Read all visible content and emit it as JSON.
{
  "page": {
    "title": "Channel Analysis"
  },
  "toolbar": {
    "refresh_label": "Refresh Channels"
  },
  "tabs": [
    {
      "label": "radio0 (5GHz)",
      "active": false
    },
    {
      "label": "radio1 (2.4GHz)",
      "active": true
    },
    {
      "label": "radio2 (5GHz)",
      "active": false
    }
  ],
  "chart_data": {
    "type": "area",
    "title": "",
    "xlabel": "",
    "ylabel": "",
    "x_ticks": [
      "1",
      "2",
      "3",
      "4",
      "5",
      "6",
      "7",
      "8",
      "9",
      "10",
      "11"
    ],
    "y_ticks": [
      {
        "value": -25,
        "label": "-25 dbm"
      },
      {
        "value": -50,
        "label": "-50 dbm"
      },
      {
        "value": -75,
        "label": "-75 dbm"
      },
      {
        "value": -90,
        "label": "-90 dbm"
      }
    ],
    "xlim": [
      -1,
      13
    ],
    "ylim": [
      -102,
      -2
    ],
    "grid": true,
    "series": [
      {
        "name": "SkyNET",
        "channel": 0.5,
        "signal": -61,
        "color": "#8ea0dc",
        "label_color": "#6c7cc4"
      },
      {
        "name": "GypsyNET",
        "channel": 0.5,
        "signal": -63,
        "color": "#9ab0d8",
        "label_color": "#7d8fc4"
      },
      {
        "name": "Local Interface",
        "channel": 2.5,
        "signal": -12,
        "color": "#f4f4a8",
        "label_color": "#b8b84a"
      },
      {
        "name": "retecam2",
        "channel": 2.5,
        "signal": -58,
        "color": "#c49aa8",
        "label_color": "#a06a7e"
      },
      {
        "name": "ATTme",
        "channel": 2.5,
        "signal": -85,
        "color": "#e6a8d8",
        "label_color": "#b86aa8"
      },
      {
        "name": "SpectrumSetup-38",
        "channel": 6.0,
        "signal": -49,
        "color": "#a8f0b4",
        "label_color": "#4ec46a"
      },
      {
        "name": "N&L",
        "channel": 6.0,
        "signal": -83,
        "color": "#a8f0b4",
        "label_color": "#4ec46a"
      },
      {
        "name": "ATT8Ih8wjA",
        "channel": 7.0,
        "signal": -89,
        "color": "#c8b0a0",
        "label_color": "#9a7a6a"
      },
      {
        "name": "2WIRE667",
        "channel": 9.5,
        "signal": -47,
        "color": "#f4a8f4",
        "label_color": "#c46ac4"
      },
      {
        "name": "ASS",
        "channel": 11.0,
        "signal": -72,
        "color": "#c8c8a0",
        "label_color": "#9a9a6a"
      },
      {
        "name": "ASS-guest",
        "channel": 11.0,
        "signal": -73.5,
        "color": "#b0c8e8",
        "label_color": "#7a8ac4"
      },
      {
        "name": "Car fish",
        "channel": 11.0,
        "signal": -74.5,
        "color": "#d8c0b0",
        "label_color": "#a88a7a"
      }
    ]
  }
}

* * *

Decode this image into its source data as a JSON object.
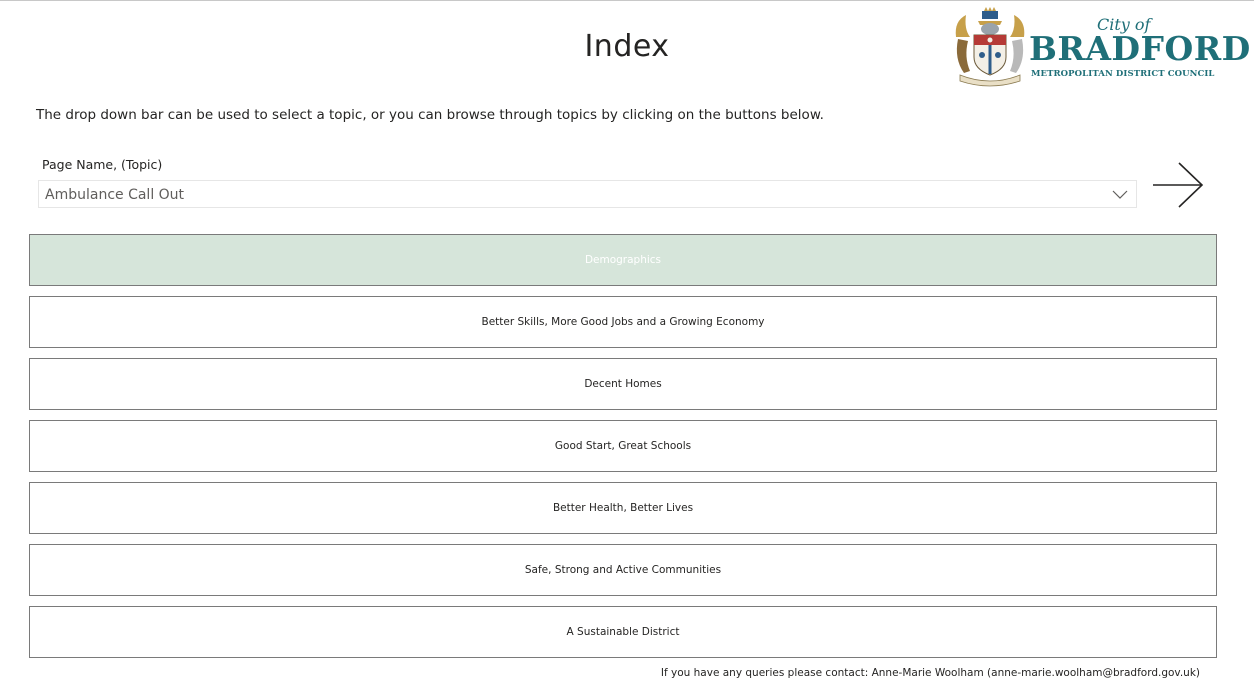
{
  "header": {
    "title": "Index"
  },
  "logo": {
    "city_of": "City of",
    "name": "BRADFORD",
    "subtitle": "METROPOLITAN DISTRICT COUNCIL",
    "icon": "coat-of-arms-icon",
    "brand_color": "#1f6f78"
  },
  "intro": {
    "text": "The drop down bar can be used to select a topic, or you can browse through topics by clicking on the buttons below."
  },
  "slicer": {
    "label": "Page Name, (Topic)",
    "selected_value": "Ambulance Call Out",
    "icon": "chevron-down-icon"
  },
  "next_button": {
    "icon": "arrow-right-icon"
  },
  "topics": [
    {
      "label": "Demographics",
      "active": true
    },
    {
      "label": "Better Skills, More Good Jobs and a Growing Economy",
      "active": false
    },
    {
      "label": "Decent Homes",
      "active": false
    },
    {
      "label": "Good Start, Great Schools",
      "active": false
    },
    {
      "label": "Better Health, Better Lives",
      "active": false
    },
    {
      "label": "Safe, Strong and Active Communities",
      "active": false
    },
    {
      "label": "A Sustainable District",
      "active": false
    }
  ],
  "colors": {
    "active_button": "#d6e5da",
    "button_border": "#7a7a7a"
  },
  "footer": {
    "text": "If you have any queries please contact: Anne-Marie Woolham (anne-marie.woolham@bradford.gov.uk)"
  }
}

...

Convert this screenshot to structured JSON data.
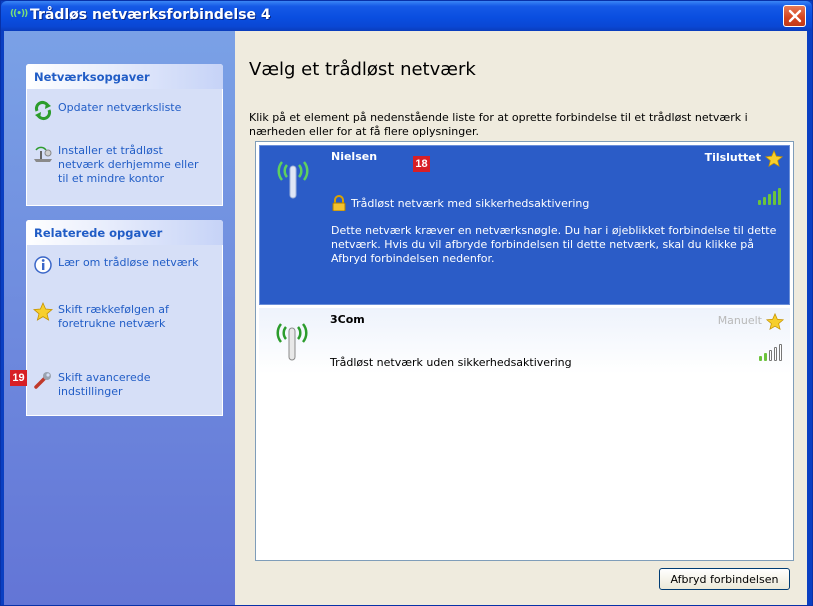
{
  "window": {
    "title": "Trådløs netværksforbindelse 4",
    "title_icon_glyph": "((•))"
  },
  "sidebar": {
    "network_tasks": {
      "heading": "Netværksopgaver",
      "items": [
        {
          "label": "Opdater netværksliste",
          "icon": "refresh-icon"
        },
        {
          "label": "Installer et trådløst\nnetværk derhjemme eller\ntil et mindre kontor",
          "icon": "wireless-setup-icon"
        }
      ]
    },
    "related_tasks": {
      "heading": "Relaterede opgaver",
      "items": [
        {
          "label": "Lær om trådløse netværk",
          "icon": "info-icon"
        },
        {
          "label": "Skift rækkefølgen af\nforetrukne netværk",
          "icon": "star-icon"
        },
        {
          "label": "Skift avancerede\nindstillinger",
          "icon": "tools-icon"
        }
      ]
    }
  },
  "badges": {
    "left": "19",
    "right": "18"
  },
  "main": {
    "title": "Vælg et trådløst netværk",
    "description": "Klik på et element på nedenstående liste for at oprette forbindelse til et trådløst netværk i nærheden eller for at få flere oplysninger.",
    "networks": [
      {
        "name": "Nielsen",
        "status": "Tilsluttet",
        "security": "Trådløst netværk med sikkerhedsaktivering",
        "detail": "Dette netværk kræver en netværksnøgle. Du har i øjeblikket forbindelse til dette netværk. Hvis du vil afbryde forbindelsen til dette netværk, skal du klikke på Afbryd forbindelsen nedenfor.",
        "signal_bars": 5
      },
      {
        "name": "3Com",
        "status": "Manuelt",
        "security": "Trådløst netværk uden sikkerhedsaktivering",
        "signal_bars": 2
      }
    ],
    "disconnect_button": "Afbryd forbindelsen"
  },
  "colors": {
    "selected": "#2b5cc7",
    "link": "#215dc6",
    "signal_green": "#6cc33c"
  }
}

» SHORT TASK
Copy all lines of the listing above that contain the string "Good".

» EXERCISE RESPONSE
      "label": "Better Skills, More Good Jobs and a Growing Economy",
      "label": "Good Start, Great Schools",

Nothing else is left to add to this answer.